- **OBJECTIVE**
In the data below, find every line that has the string "торгівлі", and copy it.

--- START DATASET ENTRIES ---

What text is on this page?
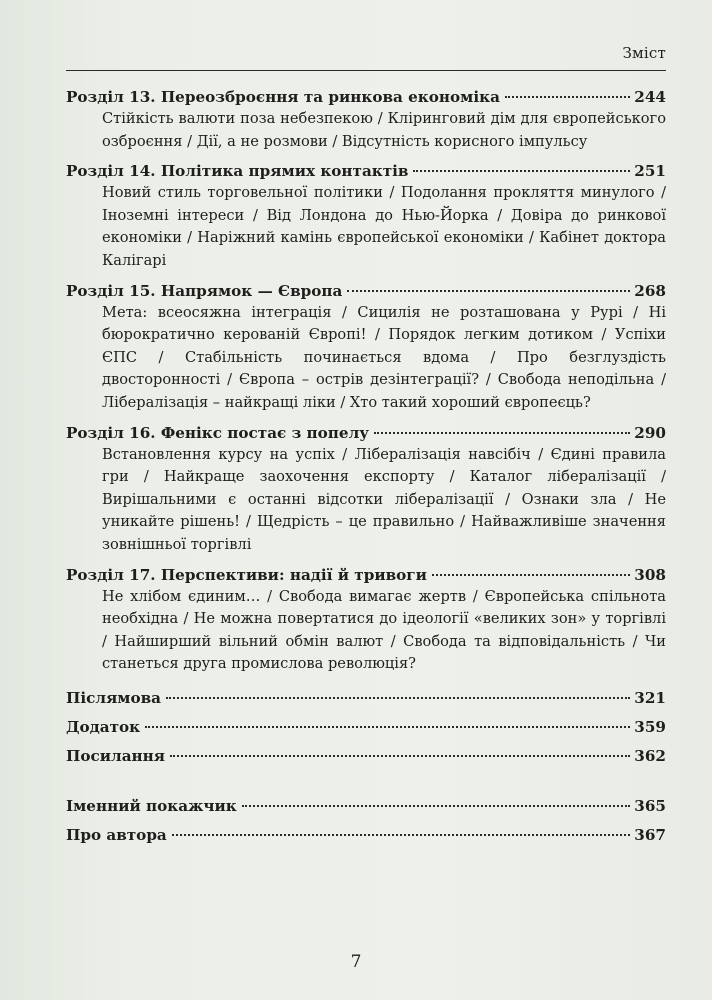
Зміст
Розділ 13. Переозброєння та ринкова економіка	244
Стійкість валюти поза небезпекою / Кліринговий дім для європейського озброєння / Дії, а не розмови / Відсутність корисного імпульсу
Розділ 14. Політика прямих контактів	251
Новий стиль торговельної політики / Подолання прокляття минулого / Іноземні інтереси / Від Лондона до Нью-Йорка / Довіра до ринкової економіки / Наріжний камінь європейської економіки / Кабінет доктора Калігарі
Розділ 15. Напрямок — Європа	268
Мета: всеосяжна інтеграція / Сицилія не розташована у Рурі / Ні бюрократично керованій Європі! / Порядок легким дотиком / Успіхи ЄПС / Стабільність починається вдома / Про безглуздість двосторонності / Європа – острів дезінтеграції? / Свобода неподільна / Лібералізація – найкращі ліки / Хто такий хороший європеєць?
Розділ 16. Фенікс постає з попелу	290
Встановлення курсу на успіх / Лібералізація навсібіч / Єдині правила гри / Найкраще заохочення експорту / Каталог лібералізації / Вирішальними є останні відсотки лібералізації / Ознаки зла / Не уникайте рішень! / Щедрість – це правильно / Найважливіше значення зовнішньої торгівлі
Розділ 17. Перспективи: надії й тривоги	308
Не хлібом єдиним… / Свобода вимагає жертв / Європейська спільнота необхідна / Не можна повертатися до ідеології «великих зон» у торгівлі / Найширший вільний обмін валют / Свобода та відповідальність / Чи станеться друга промислова революція?
Післямова	321
Додаток	359
Посилання	362
Іменний покажчик	365
Про автора	367
7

--- END DATASET ENTRIES ---

- **TASK ANSWER**
Встановлення курсу на успіх / Лібералізація навсібіч / Єдині правила гри / Найкраще заохочення експорту / Каталог лібералізації / Вирішальними є останні відсотки лібералізації / Ознаки зла / Не уникайте рішень! / Щедрість – це правильно / Найважливіше значення зовнішньої торгівлі
Не хлібом єдиним… / Свобода вимагає жертв / Європейська спільнота необхідна / Не можна повертатися до ідеології «великих зон» у торгівлі / Найширший вільний обмін валют / Свобода та відповідальність / Чи станеться друга промислова революція?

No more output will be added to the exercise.